[Structured figure records]
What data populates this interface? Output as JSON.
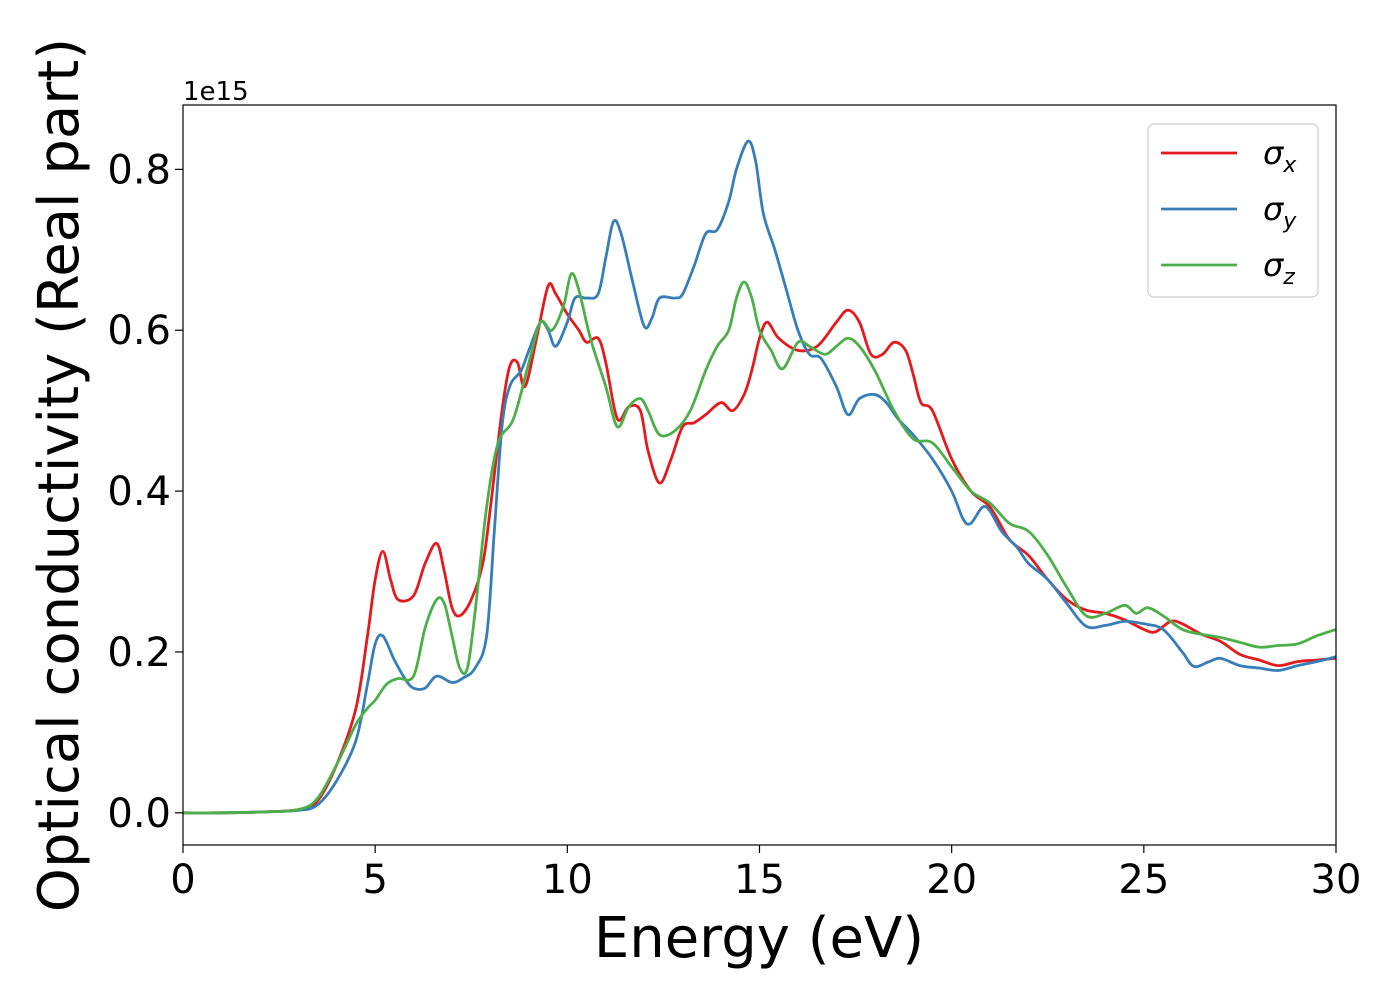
{
  "chart_data": {
    "type": "line",
    "title": "",
    "xlabel": "Energy (eV)",
    "ylabel": "Optical conductivity (Real part)",
    "y_offset_label": "1e15",
    "xlim": [
      0,
      30
    ],
    "ylim": [
      -0.04,
      0.88
    ],
    "x_ticks": [
      0,
      5,
      10,
      15,
      20,
      25,
      30
    ],
    "x_tick_labels": [
      "0",
      "5",
      "10",
      "15",
      "20",
      "25",
      "30"
    ],
    "y_ticks": [
      0.0,
      0.2,
      0.4,
      0.6,
      0.8
    ],
    "y_tick_labels": [
      "0.0",
      "0.2",
      "0.4",
      "0.6",
      "0.8"
    ],
    "grid": false,
    "legend_position": "top-right",
    "series": [
      {
        "name": "σ",
        "subscript": "x",
        "color": "#e41a1c",
        "points": [
          [
            0,
            0
          ],
          [
            1,
            0
          ],
          [
            2,
            0.001
          ],
          [
            3,
            0.004
          ],
          [
            3.5,
            0.015
          ],
          [
            4,
            0.06
          ],
          [
            4.5,
            0.13
          ],
          [
            4.8,
            0.22
          ],
          [
            5,
            0.29
          ],
          [
            5.2,
            0.325
          ],
          [
            5.4,
            0.29
          ],
          [
            5.6,
            0.265
          ],
          [
            6,
            0.27
          ],
          [
            6.3,
            0.31
          ],
          [
            6.6,
            0.335
          ],
          [
            6.8,
            0.3
          ],
          [
            7,
            0.255
          ],
          [
            7.2,
            0.245
          ],
          [
            7.5,
            0.265
          ],
          [
            7.8,
            0.31
          ],
          [
            8,
            0.38
          ],
          [
            8.3,
            0.5
          ],
          [
            8.5,
            0.555
          ],
          [
            8.7,
            0.56
          ],
          [
            8.9,
            0.53
          ],
          [
            9.2,
            0.59
          ],
          [
            9.5,
            0.655
          ],
          [
            9.7,
            0.645
          ],
          [
            10,
            0.62
          ],
          [
            10.3,
            0.6
          ],
          [
            10.5,
            0.585
          ],
          [
            10.8,
            0.59
          ],
          [
            11,
            0.56
          ],
          [
            11.3,
            0.49
          ],
          [
            11.6,
            0.505
          ],
          [
            11.9,
            0.5
          ],
          [
            12.1,
            0.45
          ],
          [
            12.4,
            0.41
          ],
          [
            12.7,
            0.44
          ],
          [
            13,
            0.48
          ],
          [
            13.3,
            0.485
          ],
          [
            13.6,
            0.495
          ],
          [
            14,
            0.51
          ],
          [
            14.3,
            0.5
          ],
          [
            14.6,
            0.52
          ],
          [
            14.8,
            0.55
          ],
          [
            15,
            0.59
          ],
          [
            15.2,
            0.61
          ],
          [
            15.5,
            0.59
          ],
          [
            16,
            0.575
          ],
          [
            16.5,
            0.58
          ],
          [
            17,
            0.61
          ],
          [
            17.3,
            0.625
          ],
          [
            17.6,
            0.61
          ],
          [
            17.9,
            0.57
          ],
          [
            18.2,
            0.57
          ],
          [
            18.5,
            0.585
          ],
          [
            18.8,
            0.575
          ],
          [
            19,
            0.545
          ],
          [
            19.2,
            0.51
          ],
          [
            19.5,
            0.5
          ],
          [
            20,
            0.44
          ],
          [
            20.5,
            0.4
          ],
          [
            21,
            0.38
          ],
          [
            21.5,
            0.34
          ],
          [
            22,
            0.32
          ],
          [
            22.5,
            0.29
          ],
          [
            23,
            0.265
          ],
          [
            23.5,
            0.252
          ],
          [
            24,
            0.248
          ],
          [
            24.5,
            0.24
          ],
          [
            25,
            0.228
          ],
          [
            25.3,
            0.225
          ],
          [
            25.7,
            0.238
          ],
          [
            26,
            0.235
          ],
          [
            26.5,
            0.222
          ],
          [
            27,
            0.213
          ],
          [
            27.5,
            0.197
          ],
          [
            28,
            0.19
          ],
          [
            28.5,
            0.183
          ],
          [
            29,
            0.188
          ],
          [
            29.5,
            0.19
          ],
          [
            30,
            0.192
          ]
        ]
      },
      {
        "name": "σ",
        "subscript": "y",
        "color": "#377eb8",
        "points": [
          [
            0,
            0
          ],
          [
            1,
            0
          ],
          [
            2,
            0.001
          ],
          [
            3,
            0.003
          ],
          [
            3.5,
            0.01
          ],
          [
            4,
            0.04
          ],
          [
            4.5,
            0.09
          ],
          [
            4.8,
            0.16
          ],
          [
            5,
            0.21
          ],
          [
            5.2,
            0.22
          ],
          [
            5.5,
            0.19
          ],
          [
            5.8,
            0.165
          ],
          [
            6,
            0.155
          ],
          [
            6.3,
            0.155
          ],
          [
            6.6,
            0.17
          ],
          [
            7,
            0.162
          ],
          [
            7.3,
            0.168
          ],
          [
            7.6,
            0.18
          ],
          [
            7.9,
            0.22
          ],
          [
            8.1,
            0.35
          ],
          [
            8.3,
            0.48
          ],
          [
            8.5,
            0.53
          ],
          [
            8.8,
            0.55
          ],
          [
            9,
            0.575
          ],
          [
            9.3,
            0.61
          ],
          [
            9.5,
            0.6
          ],
          [
            9.7,
            0.58
          ],
          [
            10,
            0.61
          ],
          [
            10.2,
            0.64
          ],
          [
            10.5,
            0.64
          ],
          [
            10.8,
            0.645
          ],
          [
            11,
            0.69
          ],
          [
            11.2,
            0.735
          ],
          [
            11.4,
            0.72
          ],
          [
            11.7,
            0.66
          ],
          [
            12,
            0.605
          ],
          [
            12.2,
            0.615
          ],
          [
            12.4,
            0.64
          ],
          [
            12.8,
            0.64
          ],
          [
            13,
            0.645
          ],
          [
            13.3,
            0.68
          ],
          [
            13.6,
            0.72
          ],
          [
            13.9,
            0.725
          ],
          [
            14.2,
            0.76
          ],
          [
            14.4,
            0.8
          ],
          [
            14.7,
            0.835
          ],
          [
            14.9,
            0.81
          ],
          [
            15.1,
            0.745
          ],
          [
            15.4,
            0.7
          ],
          [
            15.7,
            0.65
          ],
          [
            16,
            0.6
          ],
          [
            16.3,
            0.57
          ],
          [
            16.6,
            0.565
          ],
          [
            17,
            0.53
          ],
          [
            17.3,
            0.495
          ],
          [
            17.6,
            0.515
          ],
          [
            18,
            0.52
          ],
          [
            18.3,
            0.51
          ],
          [
            18.6,
            0.49
          ],
          [
            19,
            0.47
          ],
          [
            19.5,
            0.44
          ],
          [
            20,
            0.4
          ],
          [
            20.3,
            0.365
          ],
          [
            20.5,
            0.36
          ],
          [
            20.8,
            0.38
          ],
          [
            21,
            0.375
          ],
          [
            21.3,
            0.35
          ],
          [
            21.7,
            0.33
          ],
          [
            22,
            0.31
          ],
          [
            22.5,
            0.29
          ],
          [
            23,
            0.26
          ],
          [
            23.5,
            0.232
          ],
          [
            24,
            0.233
          ],
          [
            24.5,
            0.238
          ],
          [
            25,
            0.235
          ],
          [
            25.5,
            0.228
          ],
          [
            26,
            0.2
          ],
          [
            26.3,
            0.182
          ],
          [
            26.7,
            0.188
          ],
          [
            27,
            0.192
          ],
          [
            27.5,
            0.183
          ],
          [
            28,
            0.18
          ],
          [
            28.5,
            0.177
          ],
          [
            29,
            0.183
          ],
          [
            29.5,
            0.188
          ],
          [
            30,
            0.194
          ]
        ]
      },
      {
        "name": "σ",
        "subscript": "z",
        "color": "#4daf4a",
        "points": [
          [
            0,
            0
          ],
          [
            1,
            0
          ],
          [
            2,
            0.001
          ],
          [
            3,
            0.004
          ],
          [
            3.5,
            0.018
          ],
          [
            4,
            0.06
          ],
          [
            4.5,
            0.11
          ],
          [
            4.8,
            0.13
          ],
          [
            5,
            0.14
          ],
          [
            5.3,
            0.16
          ],
          [
            5.6,
            0.167
          ],
          [
            6,
            0.17
          ],
          [
            6.3,
            0.23
          ],
          [
            6.6,
            0.265
          ],
          [
            6.8,
            0.26
          ],
          [
            7,
            0.22
          ],
          [
            7.2,
            0.18
          ],
          [
            7.4,
            0.18
          ],
          [
            7.6,
            0.25
          ],
          [
            7.9,
            0.38
          ],
          [
            8.2,
            0.46
          ],
          [
            8.6,
            0.49
          ],
          [
            9,
            0.56
          ],
          [
            9.3,
            0.61
          ],
          [
            9.6,
            0.6
          ],
          [
            9.9,
            0.63
          ],
          [
            10.1,
            0.67
          ],
          [
            10.3,
            0.65
          ],
          [
            10.6,
            0.59
          ],
          [
            11,
            0.53
          ],
          [
            11.3,
            0.48
          ],
          [
            11.6,
            0.505
          ],
          [
            11.9,
            0.515
          ],
          [
            12.1,
            0.5
          ],
          [
            12.4,
            0.47
          ],
          [
            12.8,
            0.475
          ],
          [
            13.2,
            0.5
          ],
          [
            13.6,
            0.55
          ],
          [
            13.9,
            0.58
          ],
          [
            14.2,
            0.6
          ],
          [
            14.4,
            0.64
          ],
          [
            14.6,
            0.66
          ],
          [
            14.8,
            0.64
          ],
          [
            15,
            0.6
          ],
          [
            15.3,
            0.575
          ],
          [
            15.6,
            0.552
          ],
          [
            16,
            0.585
          ],
          [
            16.3,
            0.58
          ],
          [
            16.7,
            0.57
          ],
          [
            17,
            0.58
          ],
          [
            17.3,
            0.59
          ],
          [
            17.6,
            0.58
          ],
          [
            18,
            0.55
          ],
          [
            18.5,
            0.5
          ],
          [
            19,
            0.465
          ],
          [
            19.5,
            0.46
          ],
          [
            20,
            0.43
          ],
          [
            20.5,
            0.4
          ],
          [
            21,
            0.385
          ],
          [
            21.5,
            0.36
          ],
          [
            22,
            0.35
          ],
          [
            22.5,
            0.32
          ],
          [
            23,
            0.28
          ],
          [
            23.5,
            0.245
          ],
          [
            24,
            0.248
          ],
          [
            24.5,
            0.258
          ],
          [
            24.8,
            0.248
          ],
          [
            25.1,
            0.255
          ],
          [
            25.5,
            0.245
          ],
          [
            26,
            0.228
          ],
          [
            26.5,
            0.222
          ],
          [
            27,
            0.218
          ],
          [
            27.5,
            0.212
          ],
          [
            28,
            0.206
          ],
          [
            28.5,
            0.208
          ],
          [
            29,
            0.21
          ],
          [
            29.5,
            0.22
          ],
          [
            30,
            0.228
          ]
        ]
      }
    ]
  }
}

# TASK REQUIREMENTS:
Where a line above contains the string "subscript", copy that line.

# SOLUTION FOR THIS EXERCISE:
        "subscript": "x",
        "subscript": "y",
        "subscript": "z",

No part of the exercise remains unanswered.